▸ **WHAT IS EXPECTED**:
The data below needs to be returned exactly, line for line.

=====

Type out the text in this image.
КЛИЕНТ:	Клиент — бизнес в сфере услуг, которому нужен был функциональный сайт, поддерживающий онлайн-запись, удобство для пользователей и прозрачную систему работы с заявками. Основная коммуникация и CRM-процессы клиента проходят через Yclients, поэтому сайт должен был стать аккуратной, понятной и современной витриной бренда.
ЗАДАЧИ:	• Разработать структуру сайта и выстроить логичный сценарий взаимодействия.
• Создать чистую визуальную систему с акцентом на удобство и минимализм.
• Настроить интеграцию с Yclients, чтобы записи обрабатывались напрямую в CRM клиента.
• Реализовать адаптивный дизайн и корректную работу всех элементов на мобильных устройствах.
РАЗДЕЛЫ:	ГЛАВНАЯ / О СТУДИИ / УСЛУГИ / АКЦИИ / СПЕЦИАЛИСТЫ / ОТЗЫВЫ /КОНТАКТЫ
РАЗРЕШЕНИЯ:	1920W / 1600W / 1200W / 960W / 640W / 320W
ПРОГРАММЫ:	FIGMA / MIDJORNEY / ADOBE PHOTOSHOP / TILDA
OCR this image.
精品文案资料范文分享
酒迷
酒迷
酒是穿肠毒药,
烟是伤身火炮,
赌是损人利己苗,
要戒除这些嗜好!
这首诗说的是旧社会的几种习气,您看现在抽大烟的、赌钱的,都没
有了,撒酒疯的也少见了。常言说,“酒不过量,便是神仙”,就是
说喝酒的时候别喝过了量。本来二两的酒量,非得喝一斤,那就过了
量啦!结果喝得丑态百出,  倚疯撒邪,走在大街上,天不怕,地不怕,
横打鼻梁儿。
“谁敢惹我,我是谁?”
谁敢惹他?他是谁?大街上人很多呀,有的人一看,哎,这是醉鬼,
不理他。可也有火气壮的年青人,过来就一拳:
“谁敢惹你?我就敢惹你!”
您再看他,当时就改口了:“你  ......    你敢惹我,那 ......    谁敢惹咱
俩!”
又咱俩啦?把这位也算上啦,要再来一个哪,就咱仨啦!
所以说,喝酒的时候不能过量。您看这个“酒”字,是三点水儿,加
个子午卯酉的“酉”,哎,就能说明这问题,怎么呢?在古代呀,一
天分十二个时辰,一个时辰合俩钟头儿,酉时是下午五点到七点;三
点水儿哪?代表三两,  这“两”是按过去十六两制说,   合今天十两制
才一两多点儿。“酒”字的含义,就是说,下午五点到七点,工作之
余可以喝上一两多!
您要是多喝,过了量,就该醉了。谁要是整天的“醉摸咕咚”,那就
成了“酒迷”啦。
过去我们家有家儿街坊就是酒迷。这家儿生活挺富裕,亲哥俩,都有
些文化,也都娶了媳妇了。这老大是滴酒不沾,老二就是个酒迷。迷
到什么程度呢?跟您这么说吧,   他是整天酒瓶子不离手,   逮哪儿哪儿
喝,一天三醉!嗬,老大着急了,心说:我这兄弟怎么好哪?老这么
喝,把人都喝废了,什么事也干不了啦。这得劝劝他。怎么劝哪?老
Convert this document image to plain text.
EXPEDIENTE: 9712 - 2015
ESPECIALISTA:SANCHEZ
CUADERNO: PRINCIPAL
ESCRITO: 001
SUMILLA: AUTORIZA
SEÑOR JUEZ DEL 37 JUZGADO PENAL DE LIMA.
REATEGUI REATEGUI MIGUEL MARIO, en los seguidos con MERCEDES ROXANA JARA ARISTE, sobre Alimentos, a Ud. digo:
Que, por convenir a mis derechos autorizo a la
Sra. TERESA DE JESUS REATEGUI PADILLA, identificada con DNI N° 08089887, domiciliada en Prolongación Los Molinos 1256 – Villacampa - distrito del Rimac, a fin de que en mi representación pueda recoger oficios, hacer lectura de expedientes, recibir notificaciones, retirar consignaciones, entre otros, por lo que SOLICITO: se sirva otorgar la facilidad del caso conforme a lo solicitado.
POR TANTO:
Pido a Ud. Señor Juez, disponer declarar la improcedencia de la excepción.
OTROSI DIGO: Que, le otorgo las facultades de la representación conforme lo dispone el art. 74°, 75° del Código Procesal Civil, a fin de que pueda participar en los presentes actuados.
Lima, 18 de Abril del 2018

=====

▸ **RESPONSE TO THIS EXERCISE**:
Type out the text in this image.
КЛИЕНТ:	Клиент — бизнес в сфере услуг, которому нужен был функциональный сайт, поддерживающий онлайн-запись, удобство для пользователей и прозрачную систему работы с заявками. Основная коммуникация и CRM-процессы клиента проходят через Yclients, поэтому сайт должен был стать аккуратной, понятной и современной витриной бренда.
ЗАДАЧИ:	• Разработать структуру сайта и выстроить логичный сценарий взаимодействия.
• Создать чистую визуальную систему с акцентом на удобство и минимализм.
• Настроить интеграцию с Yclients, чтобы записи обрабатывались напрямую в CRM клиента.
• Реализовать адаптивный дизайн и корректную работу всех элементов на мобильных устройствах.
РАЗДЕЛЫ:	ГЛАВНАЯ / О СТУДИИ / УСЛУГИ / АКЦИИ / СПЕЦИАЛИСТЫ / ОТЗЫВЫ /КОНТАКТЫ
РАЗРЕШЕНИЯ:	1920W / 1600W / 1200W / 960W / 640W / 320W
ПРОГРАММЫ:	FIGMA / MIDJORNEY / ADOBE PHOTOSHOP / TILDA
OCR this image.
精品文案资料范文分享
酒迷
酒迷
酒是穿肠毒药,
烟是伤身火炮,
赌是损人利己苗,
要戒除这些嗜好!
这首诗说的是旧社会的几种习气,您看现在抽大烟的、赌钱的,都没
有了,撒酒疯的也少见了。常言说,“酒不过量,便是神仙”,就是
说喝酒的时候别喝过了量。本来二两的酒量,非得喝一斤,那就过了
量啦!结果喝得丑态百出,  倚疯撒邪,走在大街上,天不怕,地不怕,
横打鼻梁儿。
“谁敢惹我,我是谁?”
谁敢惹他?他是谁?大街上人很多呀,有的人一看,哎,这是醉鬼,
不理他。可也有火气壮的年青人,过来就一拳:
“谁敢惹你?我就敢惹你!”
您再看他,当时就改口了:“你  ......    你敢惹我,那 ......    谁敢惹咱
俩!”
又咱俩啦?把这位也算上啦,要再来一个哪,就咱仨啦!
所以说,喝酒的时候不能过量。您看这个“酒”字,是三点水儿,加
个子午卯酉的“酉”,哎,就能说明这问题,怎么呢?在古代呀,一
天分十二个时辰,一个时辰合俩钟头儿,酉时是下午五点到七点;三
点水儿哪?代表三两,  这“两”是按过去十六两制说,   合今天十两制
才一两多点儿。“酒”字的含义,就是说,下午五点到七点,工作之
余可以喝上一两多!
您要是多喝,过了量,就该醉了。谁要是整天的“醉摸咕咚”,那就
成了“酒迷”啦。
过去我们家有家儿街坊就是酒迷。这家儿生活挺富裕,亲哥俩,都有
些文化,也都娶了媳妇了。这老大是滴酒不沾,老二就是个酒迷。迷
到什么程度呢?跟您这么说吧,   他是整天酒瓶子不离手,   逮哪儿哪儿
喝,一天三醉!嗬,老大着急了,心说:我这兄弟怎么好哪?老这么
喝,把人都喝废了,什么事也干不了啦。这得劝劝他。怎么劝哪?老
Convert this document image to plain text.
EXPEDIENTE: 9712 - 2015
ESPECIALISTA:SANCHEZ
CUADERNO: PRINCIPAL
ESCRITO: 001
SUMILLA: AUTORIZA
SEÑOR JUEZ DEL 37 JUZGADO PENAL DE LIMA.
REATEGUI REATEGUI MIGUEL MARIO, en los seguidos con MERCEDES ROXANA JARA ARISTE, sobre Alimentos, a Ud. digo:
Que, por convenir a mis derechos autorizo a la
Sra. TERESA DE JESUS REATEGUI PADILLA, identificada con DNI N° 08089887, domiciliada en Prolongación Los Molinos 1256 – Villacampa - distrito del Rimac, a fin de que en mi representación pueda recoger oficios, hacer lectura de expedientes, recibir notificaciones, retirar consignaciones, entre otros, por lo que SOLICITO: se sirva otorgar la facilidad del caso conforme a lo solicitado.
POR TANTO:
Pido a Ud. Señor Juez, disponer declarar la improcedencia de la excepción.
OTROSI DIGO: Que, le otorgo las facultades de la representación conforme lo dispone el art. 74°, 75° del Código Procesal Civil, a fin de que pueda participar en los presentes actuados.
Lima, 18 de Abril del 2018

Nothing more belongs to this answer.